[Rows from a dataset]

>> Begin

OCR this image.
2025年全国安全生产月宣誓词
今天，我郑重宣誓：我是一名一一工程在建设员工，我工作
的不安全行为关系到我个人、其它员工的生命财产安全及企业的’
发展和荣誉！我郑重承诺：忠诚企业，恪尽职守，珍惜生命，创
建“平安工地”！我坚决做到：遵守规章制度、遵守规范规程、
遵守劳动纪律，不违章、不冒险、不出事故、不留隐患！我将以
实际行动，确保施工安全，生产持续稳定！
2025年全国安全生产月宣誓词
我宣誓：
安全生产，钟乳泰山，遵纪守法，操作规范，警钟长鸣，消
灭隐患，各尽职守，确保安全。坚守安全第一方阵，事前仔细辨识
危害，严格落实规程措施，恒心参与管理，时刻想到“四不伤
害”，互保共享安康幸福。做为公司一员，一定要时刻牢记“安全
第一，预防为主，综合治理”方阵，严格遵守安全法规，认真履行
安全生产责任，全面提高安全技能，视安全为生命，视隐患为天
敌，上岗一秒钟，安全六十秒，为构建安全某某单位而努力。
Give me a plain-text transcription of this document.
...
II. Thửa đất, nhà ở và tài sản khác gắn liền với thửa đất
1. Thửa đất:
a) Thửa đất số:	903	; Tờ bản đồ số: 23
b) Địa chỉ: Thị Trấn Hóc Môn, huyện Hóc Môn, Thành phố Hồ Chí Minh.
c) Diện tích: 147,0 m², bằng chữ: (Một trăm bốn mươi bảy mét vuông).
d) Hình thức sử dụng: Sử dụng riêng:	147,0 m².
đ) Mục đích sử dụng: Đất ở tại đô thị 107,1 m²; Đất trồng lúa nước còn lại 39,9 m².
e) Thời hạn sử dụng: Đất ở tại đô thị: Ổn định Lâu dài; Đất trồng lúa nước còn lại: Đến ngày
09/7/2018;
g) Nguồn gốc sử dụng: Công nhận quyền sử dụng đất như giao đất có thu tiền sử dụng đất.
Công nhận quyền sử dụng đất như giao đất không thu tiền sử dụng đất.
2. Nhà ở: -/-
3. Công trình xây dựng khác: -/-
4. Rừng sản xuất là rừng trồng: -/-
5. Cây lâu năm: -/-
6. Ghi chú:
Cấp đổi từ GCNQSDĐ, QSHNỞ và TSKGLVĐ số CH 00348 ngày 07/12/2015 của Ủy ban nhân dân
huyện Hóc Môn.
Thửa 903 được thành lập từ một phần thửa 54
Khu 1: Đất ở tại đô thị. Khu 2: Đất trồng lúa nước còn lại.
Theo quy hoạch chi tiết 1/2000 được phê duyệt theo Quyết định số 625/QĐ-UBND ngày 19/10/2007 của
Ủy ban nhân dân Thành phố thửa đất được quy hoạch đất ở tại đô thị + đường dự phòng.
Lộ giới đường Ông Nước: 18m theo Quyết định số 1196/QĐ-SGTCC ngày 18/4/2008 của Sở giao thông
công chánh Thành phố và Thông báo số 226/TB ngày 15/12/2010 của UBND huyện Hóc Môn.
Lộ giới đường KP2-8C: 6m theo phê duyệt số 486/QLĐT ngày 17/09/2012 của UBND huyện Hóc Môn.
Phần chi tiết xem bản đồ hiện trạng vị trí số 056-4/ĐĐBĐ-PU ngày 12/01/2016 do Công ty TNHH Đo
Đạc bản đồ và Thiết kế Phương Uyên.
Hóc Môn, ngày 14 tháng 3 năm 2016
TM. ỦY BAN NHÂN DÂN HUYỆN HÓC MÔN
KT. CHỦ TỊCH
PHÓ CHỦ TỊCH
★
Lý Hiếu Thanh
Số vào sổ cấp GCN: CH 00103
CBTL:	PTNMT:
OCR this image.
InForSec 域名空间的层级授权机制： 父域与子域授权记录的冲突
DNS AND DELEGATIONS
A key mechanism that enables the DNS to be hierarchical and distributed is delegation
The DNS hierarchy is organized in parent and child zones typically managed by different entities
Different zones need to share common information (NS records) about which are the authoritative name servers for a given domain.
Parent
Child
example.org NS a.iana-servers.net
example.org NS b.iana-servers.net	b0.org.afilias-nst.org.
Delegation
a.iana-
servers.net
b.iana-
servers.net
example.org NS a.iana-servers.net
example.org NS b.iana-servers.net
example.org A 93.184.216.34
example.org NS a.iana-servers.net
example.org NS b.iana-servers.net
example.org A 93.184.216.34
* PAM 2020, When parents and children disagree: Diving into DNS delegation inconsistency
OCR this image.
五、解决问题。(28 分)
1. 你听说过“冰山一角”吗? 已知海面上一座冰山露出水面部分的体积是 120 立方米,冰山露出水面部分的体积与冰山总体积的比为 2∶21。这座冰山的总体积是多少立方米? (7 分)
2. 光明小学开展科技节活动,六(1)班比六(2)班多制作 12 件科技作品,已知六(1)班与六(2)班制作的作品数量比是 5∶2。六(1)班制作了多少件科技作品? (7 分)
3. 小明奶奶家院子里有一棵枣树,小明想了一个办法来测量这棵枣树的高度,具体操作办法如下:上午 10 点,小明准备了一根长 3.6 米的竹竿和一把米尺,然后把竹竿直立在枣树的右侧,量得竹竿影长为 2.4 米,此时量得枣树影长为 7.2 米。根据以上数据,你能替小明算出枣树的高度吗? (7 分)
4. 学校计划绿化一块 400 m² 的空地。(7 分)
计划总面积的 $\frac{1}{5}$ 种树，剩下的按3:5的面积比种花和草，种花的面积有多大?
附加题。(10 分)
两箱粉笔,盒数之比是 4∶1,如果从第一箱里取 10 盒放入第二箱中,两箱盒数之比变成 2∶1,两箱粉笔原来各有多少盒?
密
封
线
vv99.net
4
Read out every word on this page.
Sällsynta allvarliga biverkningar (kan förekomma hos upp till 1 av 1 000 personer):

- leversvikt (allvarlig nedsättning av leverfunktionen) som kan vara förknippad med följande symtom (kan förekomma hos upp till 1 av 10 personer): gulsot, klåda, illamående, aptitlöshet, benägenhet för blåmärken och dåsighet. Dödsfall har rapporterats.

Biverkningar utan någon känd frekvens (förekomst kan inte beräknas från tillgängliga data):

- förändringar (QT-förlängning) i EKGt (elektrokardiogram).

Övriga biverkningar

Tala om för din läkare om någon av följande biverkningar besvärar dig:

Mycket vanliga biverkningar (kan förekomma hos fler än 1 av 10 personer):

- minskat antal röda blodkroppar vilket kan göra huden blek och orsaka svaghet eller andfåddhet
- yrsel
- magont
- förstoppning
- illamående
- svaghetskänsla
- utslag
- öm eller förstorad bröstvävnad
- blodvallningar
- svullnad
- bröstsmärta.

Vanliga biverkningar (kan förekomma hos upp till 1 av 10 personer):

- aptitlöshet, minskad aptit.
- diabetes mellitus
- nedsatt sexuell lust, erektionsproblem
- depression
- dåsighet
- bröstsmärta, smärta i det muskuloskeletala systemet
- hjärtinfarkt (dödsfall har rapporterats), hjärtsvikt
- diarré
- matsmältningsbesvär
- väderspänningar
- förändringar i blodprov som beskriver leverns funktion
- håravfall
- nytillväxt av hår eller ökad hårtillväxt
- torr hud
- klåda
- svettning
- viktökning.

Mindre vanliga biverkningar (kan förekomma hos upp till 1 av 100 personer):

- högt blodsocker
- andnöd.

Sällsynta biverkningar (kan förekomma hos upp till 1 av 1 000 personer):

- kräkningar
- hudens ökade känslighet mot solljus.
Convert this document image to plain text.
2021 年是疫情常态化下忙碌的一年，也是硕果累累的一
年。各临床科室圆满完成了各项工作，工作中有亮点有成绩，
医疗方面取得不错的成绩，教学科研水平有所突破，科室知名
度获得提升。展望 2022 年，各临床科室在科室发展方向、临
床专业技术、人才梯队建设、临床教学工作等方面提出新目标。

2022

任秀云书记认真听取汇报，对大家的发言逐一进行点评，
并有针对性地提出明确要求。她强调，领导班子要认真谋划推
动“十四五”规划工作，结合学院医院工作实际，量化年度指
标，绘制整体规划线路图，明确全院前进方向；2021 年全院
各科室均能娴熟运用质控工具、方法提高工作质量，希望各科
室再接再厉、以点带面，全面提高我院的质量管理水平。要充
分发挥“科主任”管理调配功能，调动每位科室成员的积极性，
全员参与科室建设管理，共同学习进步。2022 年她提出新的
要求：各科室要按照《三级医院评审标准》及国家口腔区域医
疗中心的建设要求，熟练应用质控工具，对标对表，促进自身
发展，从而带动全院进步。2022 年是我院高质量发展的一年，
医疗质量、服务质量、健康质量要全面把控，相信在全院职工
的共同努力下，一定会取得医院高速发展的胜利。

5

>> End

Challenge: Filter the records for lines holding the string "trồng". Copy each one.

Task result:
đ) Mục đích sử dụng: Đất ở tại đô thị 107,1 m²; Đất trồng lúa nước còn lại 39,9 m².
e) Thời hạn sử dụng: Đất ở tại đô thị: Ổn định Lâu dài; Đất trồng lúa nước còn lại: Đến ngày
4. Rừng sản xuất là rừng trồng: -/-
Khu 1: Đất ở tại đô thị. Khu 2: Đất trồng lúa nước còn lại.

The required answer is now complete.